=== Problem details ===
Transcribe each line of the material as it is, and drop any picture.

(Dataset excerpt)
-------------------------

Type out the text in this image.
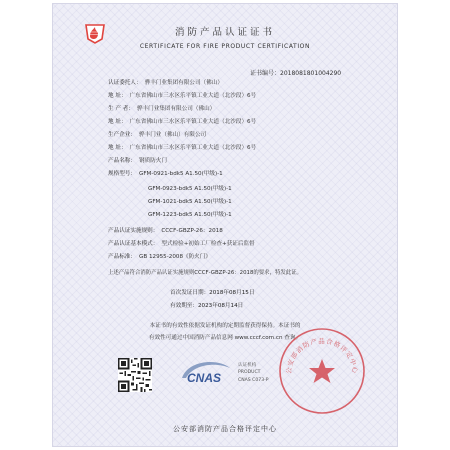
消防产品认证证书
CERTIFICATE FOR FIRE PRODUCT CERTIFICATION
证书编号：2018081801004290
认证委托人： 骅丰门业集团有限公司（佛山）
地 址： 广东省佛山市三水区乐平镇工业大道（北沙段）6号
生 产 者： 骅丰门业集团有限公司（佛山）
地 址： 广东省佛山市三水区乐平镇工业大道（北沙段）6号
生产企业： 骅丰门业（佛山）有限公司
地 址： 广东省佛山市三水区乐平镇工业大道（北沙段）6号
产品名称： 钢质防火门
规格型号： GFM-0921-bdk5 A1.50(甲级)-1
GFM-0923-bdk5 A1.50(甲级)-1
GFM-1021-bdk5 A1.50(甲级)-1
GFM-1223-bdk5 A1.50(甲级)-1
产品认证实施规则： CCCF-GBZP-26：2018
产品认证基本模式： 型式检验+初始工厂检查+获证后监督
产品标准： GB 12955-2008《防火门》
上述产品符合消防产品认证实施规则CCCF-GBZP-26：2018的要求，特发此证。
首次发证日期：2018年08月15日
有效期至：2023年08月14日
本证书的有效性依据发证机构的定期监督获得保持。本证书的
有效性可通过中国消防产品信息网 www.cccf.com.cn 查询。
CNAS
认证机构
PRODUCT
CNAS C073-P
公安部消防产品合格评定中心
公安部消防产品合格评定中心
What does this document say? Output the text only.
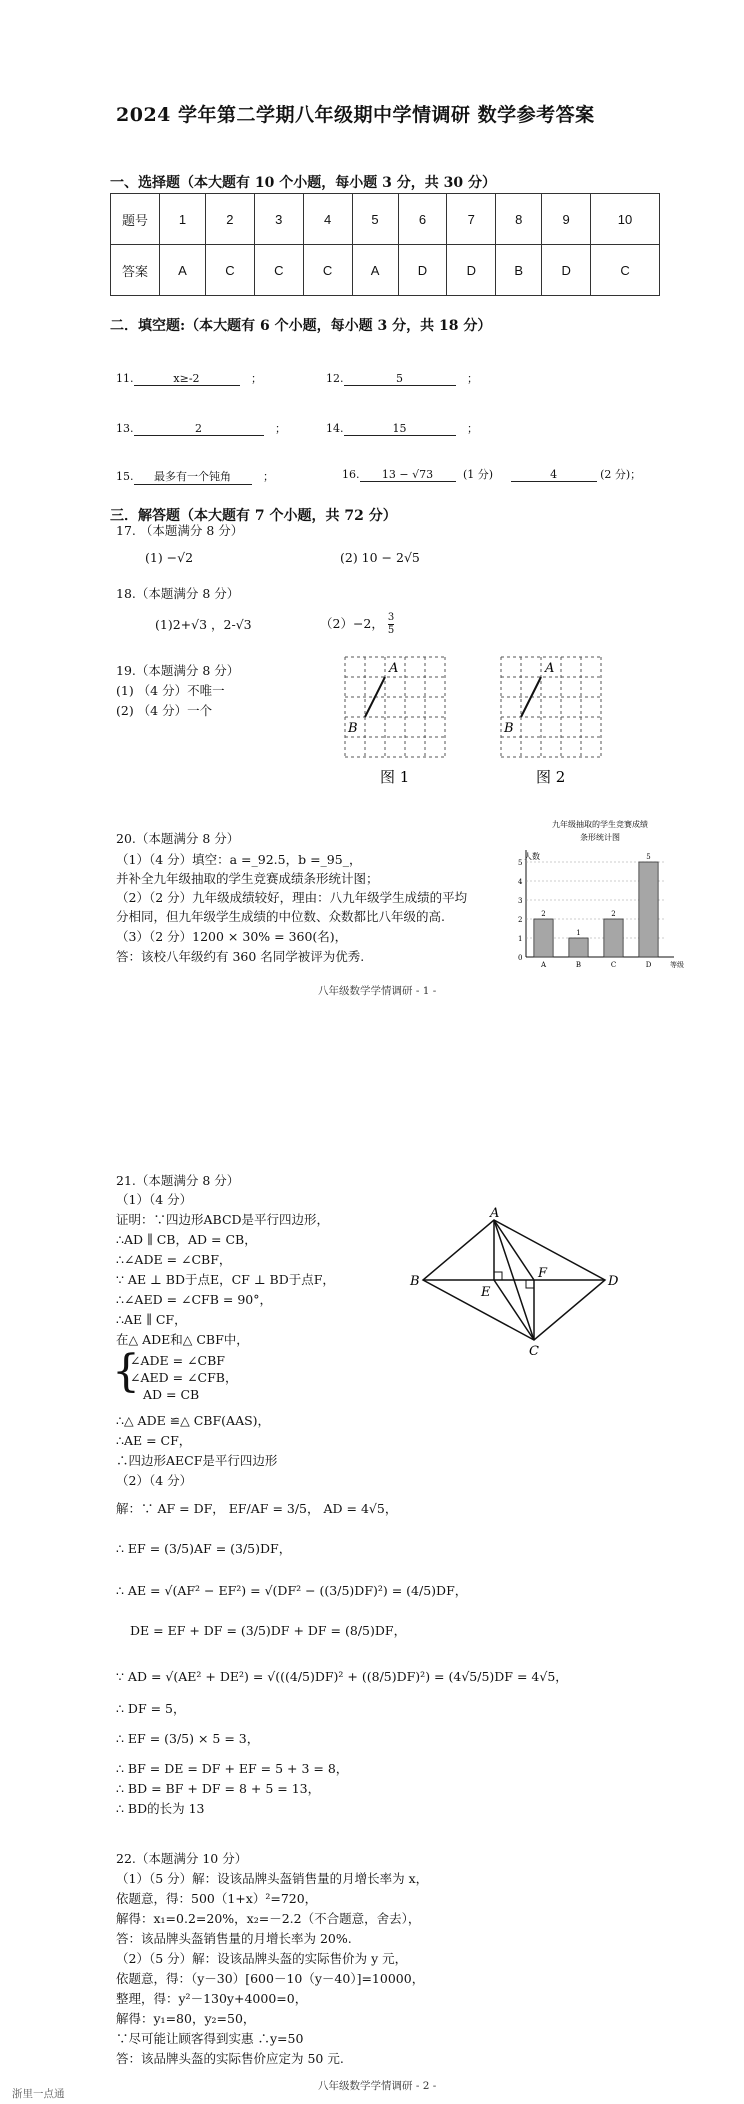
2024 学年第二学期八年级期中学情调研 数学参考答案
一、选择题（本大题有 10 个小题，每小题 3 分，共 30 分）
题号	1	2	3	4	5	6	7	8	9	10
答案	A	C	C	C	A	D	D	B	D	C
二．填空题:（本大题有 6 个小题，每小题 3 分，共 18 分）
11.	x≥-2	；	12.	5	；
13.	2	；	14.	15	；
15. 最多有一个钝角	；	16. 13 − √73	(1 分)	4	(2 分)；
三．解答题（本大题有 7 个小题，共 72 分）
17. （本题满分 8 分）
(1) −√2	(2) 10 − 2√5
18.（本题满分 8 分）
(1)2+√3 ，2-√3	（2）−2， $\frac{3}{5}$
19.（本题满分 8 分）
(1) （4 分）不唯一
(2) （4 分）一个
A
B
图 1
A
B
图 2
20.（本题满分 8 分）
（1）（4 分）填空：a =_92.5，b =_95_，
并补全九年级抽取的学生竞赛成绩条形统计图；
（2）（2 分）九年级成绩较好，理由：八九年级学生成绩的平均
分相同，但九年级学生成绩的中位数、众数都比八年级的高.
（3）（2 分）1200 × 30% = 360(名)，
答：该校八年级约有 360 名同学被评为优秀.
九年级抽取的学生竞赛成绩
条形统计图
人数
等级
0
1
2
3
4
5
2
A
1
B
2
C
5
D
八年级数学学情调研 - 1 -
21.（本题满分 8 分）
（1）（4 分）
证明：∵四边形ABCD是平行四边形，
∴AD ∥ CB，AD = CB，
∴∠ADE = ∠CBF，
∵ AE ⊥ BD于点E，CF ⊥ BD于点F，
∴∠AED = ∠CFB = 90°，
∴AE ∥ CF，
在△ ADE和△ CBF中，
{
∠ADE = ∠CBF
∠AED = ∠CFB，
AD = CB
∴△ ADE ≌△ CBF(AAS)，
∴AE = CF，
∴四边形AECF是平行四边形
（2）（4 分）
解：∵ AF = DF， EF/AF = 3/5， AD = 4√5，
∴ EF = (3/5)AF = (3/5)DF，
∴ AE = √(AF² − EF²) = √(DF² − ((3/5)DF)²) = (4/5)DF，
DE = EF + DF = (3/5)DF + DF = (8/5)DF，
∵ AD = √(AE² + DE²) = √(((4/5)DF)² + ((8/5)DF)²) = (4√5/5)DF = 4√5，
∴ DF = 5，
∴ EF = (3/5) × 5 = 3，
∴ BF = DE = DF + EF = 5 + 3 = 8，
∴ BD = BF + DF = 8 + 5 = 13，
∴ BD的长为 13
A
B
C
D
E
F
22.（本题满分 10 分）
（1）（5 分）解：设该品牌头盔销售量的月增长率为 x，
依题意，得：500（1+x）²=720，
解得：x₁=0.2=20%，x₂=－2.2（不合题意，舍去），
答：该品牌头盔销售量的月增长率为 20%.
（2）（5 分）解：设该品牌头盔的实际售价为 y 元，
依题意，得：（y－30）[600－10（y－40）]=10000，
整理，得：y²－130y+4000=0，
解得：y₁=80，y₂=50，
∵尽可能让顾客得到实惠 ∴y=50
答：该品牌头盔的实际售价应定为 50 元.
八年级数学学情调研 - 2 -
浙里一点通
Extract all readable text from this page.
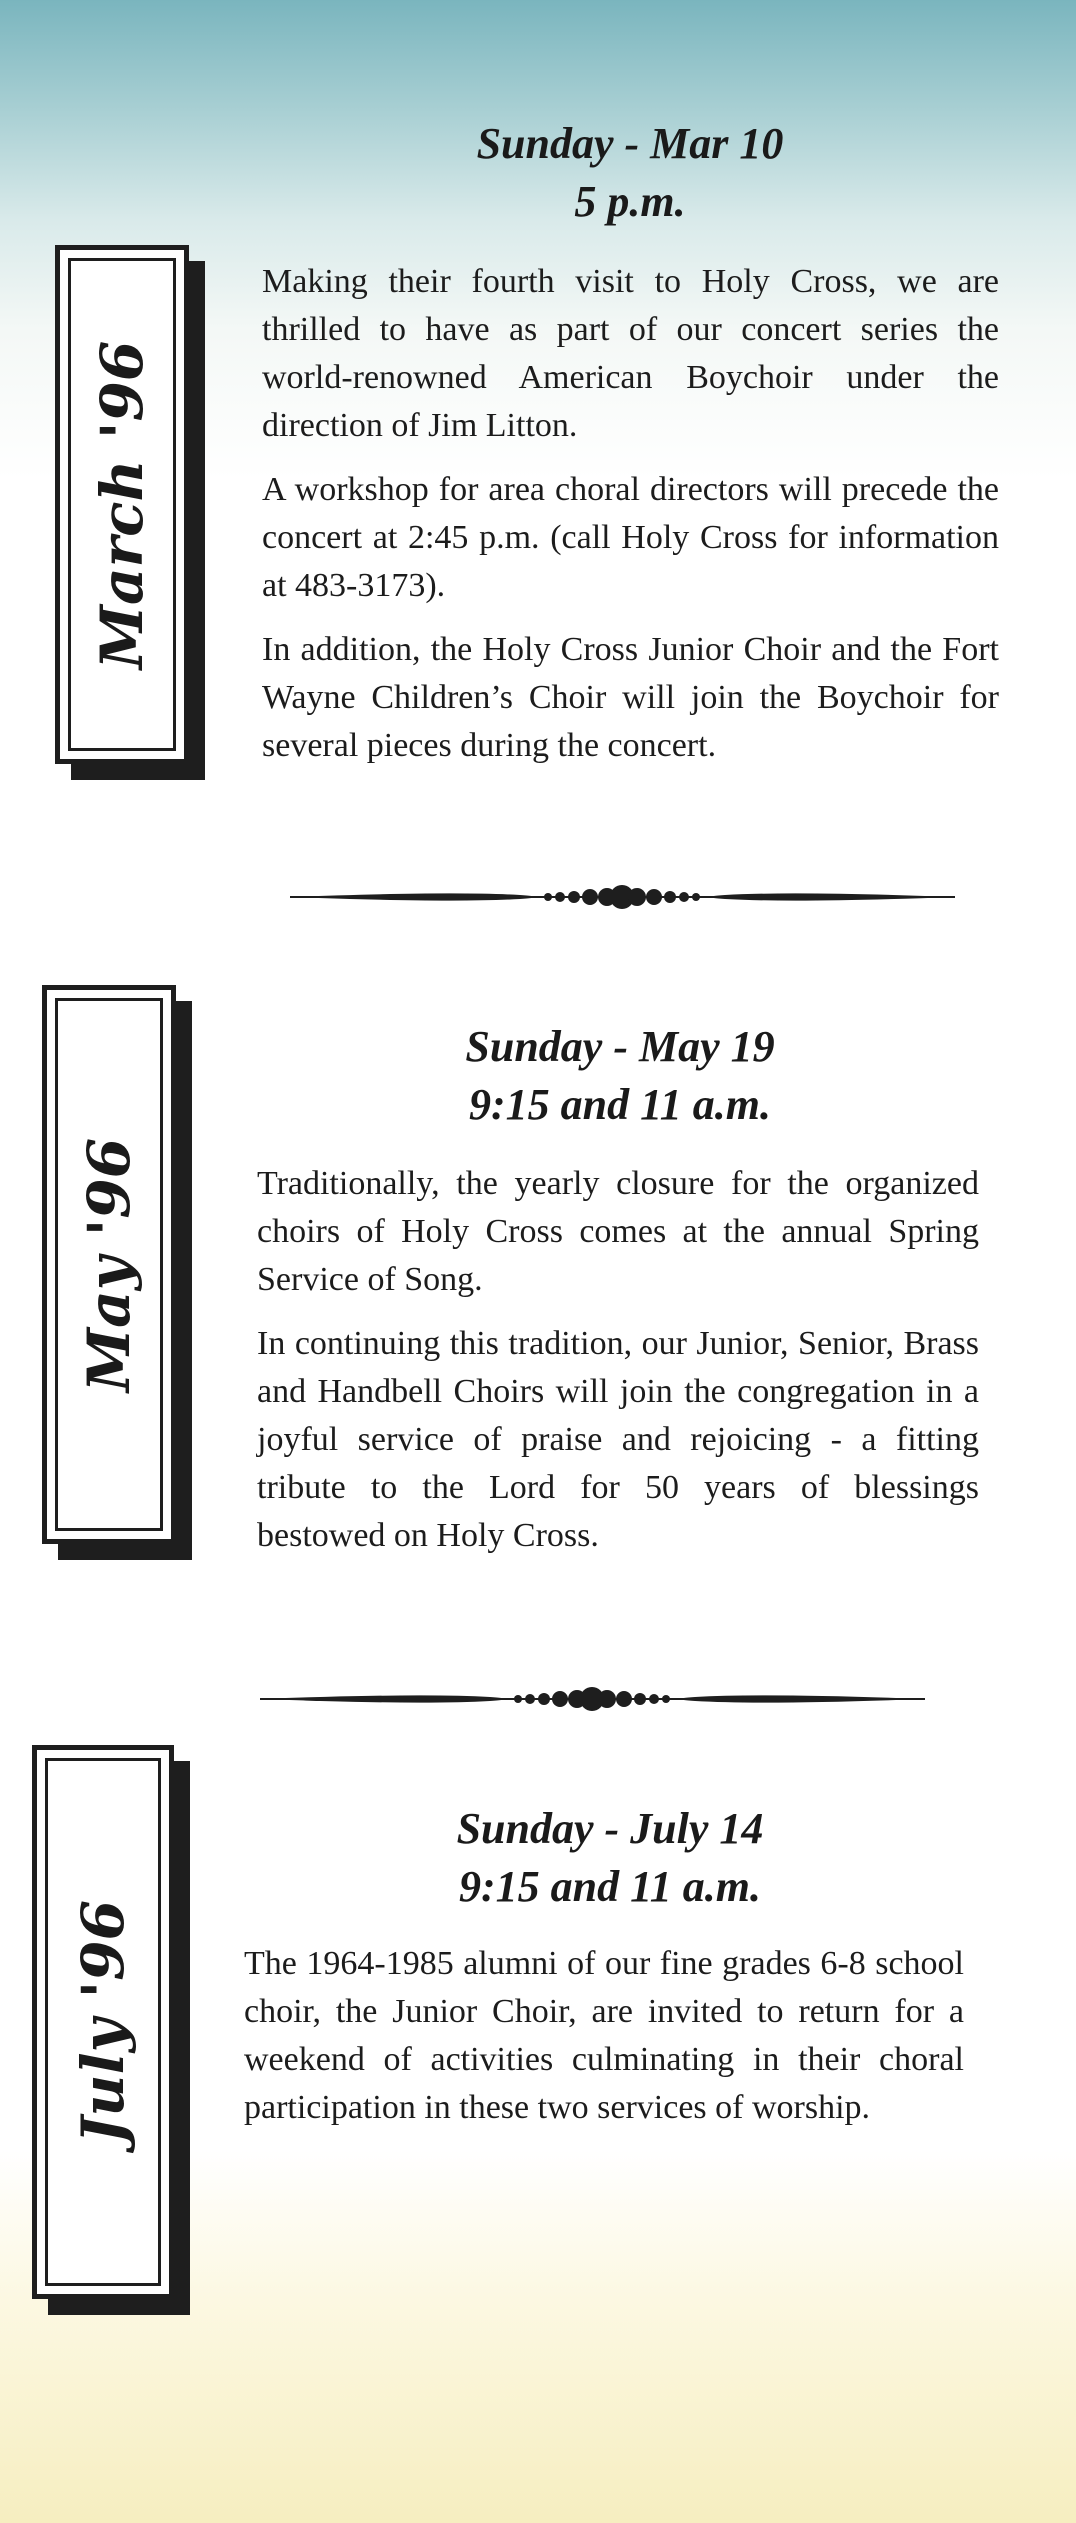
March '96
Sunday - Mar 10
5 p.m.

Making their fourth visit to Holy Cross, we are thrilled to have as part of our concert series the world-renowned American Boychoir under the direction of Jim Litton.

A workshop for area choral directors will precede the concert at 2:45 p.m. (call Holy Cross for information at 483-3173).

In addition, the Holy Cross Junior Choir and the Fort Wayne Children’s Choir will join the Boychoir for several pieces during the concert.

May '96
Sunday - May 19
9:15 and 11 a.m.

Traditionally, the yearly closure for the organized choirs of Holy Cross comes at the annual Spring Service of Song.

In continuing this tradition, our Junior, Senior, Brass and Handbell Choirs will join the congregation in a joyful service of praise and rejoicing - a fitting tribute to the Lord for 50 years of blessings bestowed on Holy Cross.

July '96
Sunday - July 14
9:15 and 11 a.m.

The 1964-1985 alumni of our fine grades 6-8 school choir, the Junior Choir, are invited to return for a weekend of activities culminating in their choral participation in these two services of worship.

-------------------------

=== Answer to this problem ===
Type out the text in this image.
消防产品认证证书
CERTIFICATE FOR FIRE PRODUCT CERTIFICATION
证书编号：2018081801004290
认证委托人： 骅丰门业集团有限公司（佛山）
地 址： 广东省佛山市三水区乐平镇工业大道（北沙段）6号
生 产 者： 骅丰门业集团有限公司（佛山）
地 址： 广东省佛山市三水区乐平镇工业大道（北沙段）6号
生产企业： 骅丰门业（佛山）有限公司
地 址： 广东省佛山市三水区乐平镇工业大道（北沙段）6号
产品名称： 钢质防火门
规格型号： GFM-0921-bdk5 A1.50(甲级)-1
GFM-0923-bdk5 A1.50(甲级)-1
GFM-1021-bdk5 A1.50(甲级)-1
GFM-1223-bdk5 A1.50(甲级)-1
产品认证实施规则： CCCF-GBZP-26：2018
产品认证基本模式： 型式检验+初始工厂检查+获证后监督
产品标准： GB 12955-2008《防火门》
上述产品符合消防产品认证实施规则CCCF-GBZP-26：2018的要求，特发此证。
首次发证日期：2018年08月15日
有效期至：2023年08月14日
本证书的有效性依据发证机构的定期监督获得保持。本证书的
有效性可通过中国消防产品信息网 www.cccf.com.cn 查询。
CNAS
认证机构
PRODUCT
CNAS C073-P
公安部消防产品合格评定中心
公安部消防产品合格评定中心
What does this document say? Output the text only.
2024 学年第二学期八年级期中学情调研 数学参考答案
一、选择题（本大题有 10 个小题，每小题 3 分，共 30 分）
题号	1	2	3	4	5	6	7	8	9	10
答案	A	C	C	C	A	D	D	B	D	C
二．填空题:（本大题有 6 个小题，每小题 3 分，共 18 分）
11.	x≥-2	；	12.	5	；
13.	2	；	14.	15	；
15. 最多有一个钝角	；	16. 13 − √73	(1 分)	4	(2 分)；
三．解答题（本大题有 7 个小题，共 72 分）
17. （本题满分 8 分）
(1) −√2	(2) 10 − 2√5
18.（本题满分 8 分）
(1)2+√3 ，2-√3	（2）−2， $\frac{3}{5}$
19.（本题满分 8 分）
(1) （4 分）不唯一
(2) （4 分）一个
A
B
图 1
A
B
图 2
20.（本题满分 8 分）
（1）（4 分）填空：a =_92.5，b =_95_，
并补全九年级抽取的学生竞赛成绩条形统计图；
（2）（2 分）九年级成绩较好，理由：八九年级学生成绩的平均
分相同，但九年级学生成绩的中位数、众数都比八年级的高.
（3）（2 分）1200 × 30% = 360(名)，
答：该校八年级约有 360 名同学被评为优秀.
九年级抽取的学生竞赛成绩
条形统计图
人数
等级
0
1
2
3
4
5
2
A
1
B
2
C
5
D
八年级数学学情调研 - 1 -
21.（本题满分 8 分）
（1）（4 分）
证明：∵四边形ABCD是平行四边形，
∴AD ∥ CB，AD = CB，
∴∠ADE = ∠CBF，
∵ AE ⊥ BD于点E，CF ⊥ BD于点F，
∴∠AED = ∠CFB = 90°，
∴AE ∥ CF，
在△ ADE和△ CBF中，
{
∠ADE = ∠CBF
∠AED = ∠CFB，
AD = CB
∴△ ADE ≌△ CBF(AAS)，
∴AE = CF，
∴四边形AECF是平行四边形
（2）（4 分）
解：∵ AF = DF， EF/AF = 3/5， AD = 4√5，
∴ EF = (3/5)AF = (3/5)DF，
∴ AE = √(AF² − EF²) = √(DF² − ((3/5)DF)²) = (4/5)DF，
DE = EF + DF = (3/5)DF + DF = (8/5)DF，
∵ AD = √(AE² + DE²) = √(((4/5)DF)² + ((8/5)DF)²) = (4√5/5)DF = 4√5，
∴ DF = 5，
∴ EF = (3/5) × 5 = 3，
∴ BF = DE = DF + EF = 5 + 3 = 8，
∴ BD = BF + DF = 8 + 5 = 13，
∴ BD的长为 13
A
B
C
D
E
F
22.（本题满分 10 分）
（1）（5 分）解：设该品牌头盔销售量的月增长率为 x，
依题意，得：500（1+x）²=720，
解得：x₁=0.2=20%，x₂=－2.2（不合题意，舍去），
答：该品牌头盔销售量的月增长率为 20%.
（2）（5 分）解：设该品牌头盔的实际售价为 y 元，
依题意，得：（y－30）[600－10（y－40）]=10000，
整理，得：y²－130y+4000=0，
解得：y₁=80，y₂=50，
∵尽可能让顾客得到实惠 ∴y=50
答：该品牌头盔的实际售价应定为 50 元.
八年级数学学情调研 - 2 -
浙里一点通
Extract all readable text from this page.
March '96
Sunday - Mar 10
5 p.m.

Making their fourth visit to Holy Cross, we are thrilled to have as part of our concert series the world-renowned American Boychoir under the direction of Jim Litton.

A workshop for area choral directors will precede the concert at 2:45 p.m. (call Holy Cross for information at 483-3173).

In addition, the Holy Cross Junior Choir and the Fort Wayne Children’s Choir will join the Boychoir for several pieces during the concert.

May '96
Sunday - May 19
9:15 and 11 a.m.

Traditionally, the yearly closure for the organized choirs of Holy Cross comes at the annual Spring Service of Song.

In continuing this tradition, our Junior, Senior, Brass and Handbell Choirs will join the congregation in a joyful service of praise and rejoicing - a fitting tribute to the Lord for 50 years of blessings bestowed on Holy Cross.

July '96
Sunday - July 14
9:15 and 11 a.m.

The 1964-1985 alumni of our fine grades 6-8 school choir, the Junior Choir, are invited to return for a weekend of activities culminating in their choral participation in these two services of worship.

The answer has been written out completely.